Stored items
○ ○ ○ ○ ○ ○ ○
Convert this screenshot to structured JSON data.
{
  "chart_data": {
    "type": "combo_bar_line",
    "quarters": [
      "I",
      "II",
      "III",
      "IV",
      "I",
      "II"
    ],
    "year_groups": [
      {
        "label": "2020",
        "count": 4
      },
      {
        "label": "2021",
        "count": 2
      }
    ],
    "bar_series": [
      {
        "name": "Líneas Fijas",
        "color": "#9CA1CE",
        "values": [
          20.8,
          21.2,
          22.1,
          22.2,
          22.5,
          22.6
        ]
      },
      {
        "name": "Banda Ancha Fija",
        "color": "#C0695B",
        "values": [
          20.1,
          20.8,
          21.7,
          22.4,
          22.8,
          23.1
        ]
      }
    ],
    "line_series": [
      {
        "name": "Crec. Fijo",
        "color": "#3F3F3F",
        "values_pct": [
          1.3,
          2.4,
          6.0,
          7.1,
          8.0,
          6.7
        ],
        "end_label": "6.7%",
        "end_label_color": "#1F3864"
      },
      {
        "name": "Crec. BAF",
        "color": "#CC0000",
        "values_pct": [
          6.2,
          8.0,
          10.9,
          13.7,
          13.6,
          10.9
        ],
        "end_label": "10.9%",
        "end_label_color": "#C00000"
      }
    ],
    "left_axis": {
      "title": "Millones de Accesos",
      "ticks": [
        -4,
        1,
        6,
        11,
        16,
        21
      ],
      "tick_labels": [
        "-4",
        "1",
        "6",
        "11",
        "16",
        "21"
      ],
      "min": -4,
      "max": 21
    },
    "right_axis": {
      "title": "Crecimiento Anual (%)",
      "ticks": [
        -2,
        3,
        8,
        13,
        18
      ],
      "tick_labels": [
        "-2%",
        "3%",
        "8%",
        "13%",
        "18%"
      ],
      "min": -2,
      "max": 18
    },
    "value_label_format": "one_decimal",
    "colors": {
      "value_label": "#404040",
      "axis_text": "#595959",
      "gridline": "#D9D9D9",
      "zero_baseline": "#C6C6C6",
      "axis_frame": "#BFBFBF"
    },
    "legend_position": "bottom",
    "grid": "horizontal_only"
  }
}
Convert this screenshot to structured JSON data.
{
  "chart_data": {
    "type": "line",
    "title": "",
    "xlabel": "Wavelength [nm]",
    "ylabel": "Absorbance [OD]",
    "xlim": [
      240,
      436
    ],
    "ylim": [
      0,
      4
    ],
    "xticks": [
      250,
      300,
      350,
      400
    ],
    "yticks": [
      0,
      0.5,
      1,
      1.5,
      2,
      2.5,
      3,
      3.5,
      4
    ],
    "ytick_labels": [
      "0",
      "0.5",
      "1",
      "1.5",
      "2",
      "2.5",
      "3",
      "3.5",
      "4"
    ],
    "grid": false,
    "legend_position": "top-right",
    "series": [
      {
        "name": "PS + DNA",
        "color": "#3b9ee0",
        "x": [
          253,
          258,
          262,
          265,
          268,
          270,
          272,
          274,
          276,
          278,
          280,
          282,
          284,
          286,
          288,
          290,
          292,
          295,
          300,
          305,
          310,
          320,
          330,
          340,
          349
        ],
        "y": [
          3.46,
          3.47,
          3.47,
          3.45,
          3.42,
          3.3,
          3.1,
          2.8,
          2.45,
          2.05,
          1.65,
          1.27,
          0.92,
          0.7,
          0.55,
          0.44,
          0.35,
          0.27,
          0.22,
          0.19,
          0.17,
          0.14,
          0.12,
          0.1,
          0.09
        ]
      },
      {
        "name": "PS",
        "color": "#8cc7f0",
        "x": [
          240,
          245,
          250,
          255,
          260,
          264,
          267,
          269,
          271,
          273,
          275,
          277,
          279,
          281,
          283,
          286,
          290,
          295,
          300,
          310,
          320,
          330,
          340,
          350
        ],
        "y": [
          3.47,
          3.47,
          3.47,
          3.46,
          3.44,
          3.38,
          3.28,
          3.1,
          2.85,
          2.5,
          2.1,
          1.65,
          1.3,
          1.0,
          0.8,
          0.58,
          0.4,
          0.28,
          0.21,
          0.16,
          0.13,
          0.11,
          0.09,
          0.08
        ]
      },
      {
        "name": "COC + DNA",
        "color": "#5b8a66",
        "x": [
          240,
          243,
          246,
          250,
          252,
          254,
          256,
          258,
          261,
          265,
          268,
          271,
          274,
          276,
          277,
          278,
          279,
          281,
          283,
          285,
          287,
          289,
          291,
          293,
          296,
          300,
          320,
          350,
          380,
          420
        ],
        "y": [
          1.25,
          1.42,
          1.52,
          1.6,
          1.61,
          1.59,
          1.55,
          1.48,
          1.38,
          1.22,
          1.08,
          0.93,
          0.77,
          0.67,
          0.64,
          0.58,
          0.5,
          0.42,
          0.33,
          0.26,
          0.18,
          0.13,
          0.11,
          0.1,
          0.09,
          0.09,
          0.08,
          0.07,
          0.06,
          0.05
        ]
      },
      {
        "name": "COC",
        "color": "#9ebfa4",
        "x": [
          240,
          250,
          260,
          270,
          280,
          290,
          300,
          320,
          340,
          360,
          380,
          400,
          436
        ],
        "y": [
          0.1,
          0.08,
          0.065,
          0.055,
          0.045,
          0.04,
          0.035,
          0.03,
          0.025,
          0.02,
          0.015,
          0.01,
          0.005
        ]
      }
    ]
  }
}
○ ○ ○ ○ ○ ○ ○
Exercise description - Reproduce the records above exactly.

Exercise answer -
Convert this screenshot to structured JSON data.
{
  "chart_data": {
    "type": "combo_bar_line",
    "quarters": [
      "I",
      "II",
      "III",
      "IV",
      "I",
      "II"
    ],
    "year_groups": [
      {
        "label": "2020",
        "count": 4
      },
      {
        "label": "2021",
        "count": 2
      }
    ],
    "bar_series": [
      {
        "name": "Líneas Fijas",
        "color": "#9CA1CE",
        "values": [
          20.8,
          21.2,
          22.1,
          22.2,
          22.5,
          22.6
        ]
      },
      {
        "name": "Banda Ancha Fija",
        "color": "#C0695B",
        "values": [
          20.1,
          20.8,
          21.7,
          22.4,
          22.8,
          23.1
        ]
      }
    ],
    "line_series": [
      {
        "name": "Crec. Fijo",
        "color": "#3F3F3F",
        "values_pct": [
          1.3,
          2.4,
          6.0,
          7.1,
          8.0,
          6.7
        ],
        "end_label": "6.7%",
        "end_label_color": "#1F3864"
      },
      {
        "name": "Crec. BAF",
        "color": "#CC0000",
        "values_pct": [
          6.2,
          8.0,
          10.9,
          13.7,
          13.6,
          10.9
        ],
        "end_label": "10.9%",
        "end_label_color": "#C00000"
      }
    ],
    "left_axis": {
      "title": "Millones de Accesos",
      "ticks": [
        -4,
        1,
        6,
        11,
        16,
        21
      ],
      "tick_labels": [
        "-4",
        "1",
        "6",
        "11",
        "16",
        "21"
      ],
      "min": -4,
      "max": 21
    },
    "right_axis": {
      "title": "Crecimiento Anual (%)",
      "ticks": [
        -2,
        3,
        8,
        13,
        18
      ],
      "tick_labels": [
        "-2%",
        "3%",
        "8%",
        "13%",
        "18%"
      ],
      "min": -2,
      "max": 18
    },
    "value_label_format": "one_decimal",
    "colors": {
      "value_label": "#404040",
      "axis_text": "#595959",
      "gridline": "#D9D9D9",
      "zero_baseline": "#C6C6C6",
      "axis_frame": "#BFBFBF"
    },
    "legend_position": "bottom",
    "grid": "horizontal_only"
  }
}
Convert this screenshot to structured JSON data.
{
  "chart_data": {
    "type": "line",
    "title": "",
    "xlabel": "Wavelength [nm]",
    "ylabel": "Absorbance [OD]",
    "xlim": [
      240,
      436
    ],
    "ylim": [
      0,
      4
    ],
    "xticks": [
      250,
      300,
      350,
      400
    ],
    "yticks": [
      0,
      0.5,
      1,
      1.5,
      2,
      2.5,
      3,
      3.5,
      4
    ],
    "ytick_labels": [
      "0",
      "0.5",
      "1",
      "1.5",
      "2",
      "2.5",
      "3",
      "3.5",
      "4"
    ],
    "grid": false,
    "legend_position": "top-right",
    "series": [
      {
        "name": "PS + DNA",
        "color": "#3b9ee0",
        "x": [
          253,
          258,
          262,
          265,
          268,
          270,
          272,
          274,
          276,
          278,
          280,
          282,
          284,
          286,
          288,
          290,
          292,
          295,
          300,
          305,
          310,
          320,
          330,
          340,
          349
        ],
        "y": [
          3.46,
          3.47,
          3.47,
          3.45,
          3.42,
          3.3,
          3.1,
          2.8,
          2.45,
          2.05,
          1.65,
          1.27,
          0.92,
          0.7,
          0.55,
          0.44,
          0.35,
          0.27,
          0.22,
          0.19,
          0.17,
          0.14,
          0.12,
          0.1,
          0.09
        ]
      },
      {
        "name": "PS",
        "color": "#8cc7f0",
        "x": [
          240,
          245,
          250,
          255,
          260,
          264,
          267,
          269,
          271,
          273,
          275,
          277,
          279,
          281,
          283,
          286,
          290,
          295,
          300,
          310,
          320,
          330,
          340,
          350
        ],
        "y": [
          3.47,
          3.47,
          3.47,
          3.46,
          3.44,
          3.38,
          3.28,
          3.1,
          2.85,
          2.5,
          2.1,
          1.65,
          1.3,
          1.0,
          0.8,
          0.58,
          0.4,
          0.28,
          0.21,
          0.16,
          0.13,
          0.11,
          0.09,
          0.08
        ]
      },
      {
        "name": "COC + DNA",
        "color": "#5b8a66",
        "x": [
          240,
          243,
          246,
          250,
          252,
          254,
          256,
          258,
          261,
          265,
          268,
          271,
          274,
          276,
          277,
          278,
          279,
          281,
          283,
          285,
          287,
          289,
          291,
          293,
          296,
          300,
          320,
          350,
          380,
          420
        ],
        "y": [
          1.25,
          1.42,
          1.52,
          1.6,
          1.61,
          1.59,
          1.55,
          1.48,
          1.38,
          1.22,
          1.08,
          0.93,
          0.77,
          0.67,
          0.64,
          0.58,
          0.5,
          0.42,
          0.33,
          0.26,
          0.18,
          0.13,
          0.11,
          0.1,
          0.09,
          0.09,
          0.08,
          0.07,
          0.06,
          0.05
        ]
      },
      {
        "name": "COC",
        "color": "#9ebfa4",
        "x": [
          240,
          250,
          260,
          270,
          280,
          290,
          300,
          320,
          340,
          360,
          380,
          400,
          436
        ],
        "y": [
          0.1,
          0.08,
          0.065,
          0.055,
          0.045,
          0.04,
          0.035,
          0.03,
          0.025,
          0.02,
          0.015,
          0.01,
          0.005
        ]
      }
    ]
  }
}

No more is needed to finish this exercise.